Data in this exercise –

──────

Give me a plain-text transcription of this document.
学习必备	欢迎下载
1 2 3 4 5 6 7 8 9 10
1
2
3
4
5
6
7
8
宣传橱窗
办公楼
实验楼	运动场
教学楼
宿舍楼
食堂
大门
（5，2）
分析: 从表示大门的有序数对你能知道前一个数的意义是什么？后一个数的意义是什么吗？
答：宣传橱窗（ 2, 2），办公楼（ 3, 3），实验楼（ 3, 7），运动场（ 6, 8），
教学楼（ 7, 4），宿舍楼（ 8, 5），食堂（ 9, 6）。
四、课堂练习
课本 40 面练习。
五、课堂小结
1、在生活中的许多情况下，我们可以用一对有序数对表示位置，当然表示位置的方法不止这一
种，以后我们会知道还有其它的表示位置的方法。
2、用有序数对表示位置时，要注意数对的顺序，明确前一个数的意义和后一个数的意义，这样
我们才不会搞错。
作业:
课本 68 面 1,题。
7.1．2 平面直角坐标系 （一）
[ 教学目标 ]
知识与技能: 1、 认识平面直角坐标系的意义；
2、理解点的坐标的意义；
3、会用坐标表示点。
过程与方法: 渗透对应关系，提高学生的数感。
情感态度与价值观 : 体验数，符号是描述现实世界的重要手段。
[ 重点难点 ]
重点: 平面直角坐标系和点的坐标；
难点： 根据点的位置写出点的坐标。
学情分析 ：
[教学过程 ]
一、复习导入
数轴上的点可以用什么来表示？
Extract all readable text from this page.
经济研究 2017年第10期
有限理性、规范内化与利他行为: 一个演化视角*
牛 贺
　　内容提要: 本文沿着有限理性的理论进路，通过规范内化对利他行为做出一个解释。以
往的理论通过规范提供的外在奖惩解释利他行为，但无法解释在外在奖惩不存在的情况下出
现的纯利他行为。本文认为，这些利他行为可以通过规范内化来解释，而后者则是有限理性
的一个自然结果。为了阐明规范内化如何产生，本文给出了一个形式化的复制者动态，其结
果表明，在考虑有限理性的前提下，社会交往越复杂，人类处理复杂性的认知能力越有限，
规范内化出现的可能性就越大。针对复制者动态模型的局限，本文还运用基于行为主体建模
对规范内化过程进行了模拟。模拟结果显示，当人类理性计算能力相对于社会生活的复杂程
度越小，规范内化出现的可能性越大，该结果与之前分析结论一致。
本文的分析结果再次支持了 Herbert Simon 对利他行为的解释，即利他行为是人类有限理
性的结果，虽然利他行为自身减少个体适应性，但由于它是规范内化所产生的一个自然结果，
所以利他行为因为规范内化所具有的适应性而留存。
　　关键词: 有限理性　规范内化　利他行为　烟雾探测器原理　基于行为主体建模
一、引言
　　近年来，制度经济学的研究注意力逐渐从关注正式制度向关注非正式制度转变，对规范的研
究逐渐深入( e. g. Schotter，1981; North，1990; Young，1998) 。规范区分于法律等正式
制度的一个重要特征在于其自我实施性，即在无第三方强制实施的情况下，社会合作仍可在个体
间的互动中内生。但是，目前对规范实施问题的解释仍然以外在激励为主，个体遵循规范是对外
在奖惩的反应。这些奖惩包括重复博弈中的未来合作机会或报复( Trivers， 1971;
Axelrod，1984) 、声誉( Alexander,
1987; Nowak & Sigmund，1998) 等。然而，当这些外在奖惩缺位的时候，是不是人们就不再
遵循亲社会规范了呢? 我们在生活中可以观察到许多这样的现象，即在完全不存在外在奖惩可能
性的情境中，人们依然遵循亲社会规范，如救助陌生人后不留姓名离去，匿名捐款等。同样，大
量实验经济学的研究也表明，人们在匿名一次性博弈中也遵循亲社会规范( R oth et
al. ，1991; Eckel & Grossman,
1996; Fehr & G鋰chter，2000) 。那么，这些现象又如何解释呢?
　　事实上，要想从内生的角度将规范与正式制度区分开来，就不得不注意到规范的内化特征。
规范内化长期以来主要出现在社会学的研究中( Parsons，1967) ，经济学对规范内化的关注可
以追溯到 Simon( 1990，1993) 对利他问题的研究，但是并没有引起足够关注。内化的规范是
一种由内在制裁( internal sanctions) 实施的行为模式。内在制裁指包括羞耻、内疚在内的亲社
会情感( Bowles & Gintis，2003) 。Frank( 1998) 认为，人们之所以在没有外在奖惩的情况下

──────

Set task –
Find every line in the listing that holds the string "text", then say how many there are as a bare number.

The output –
2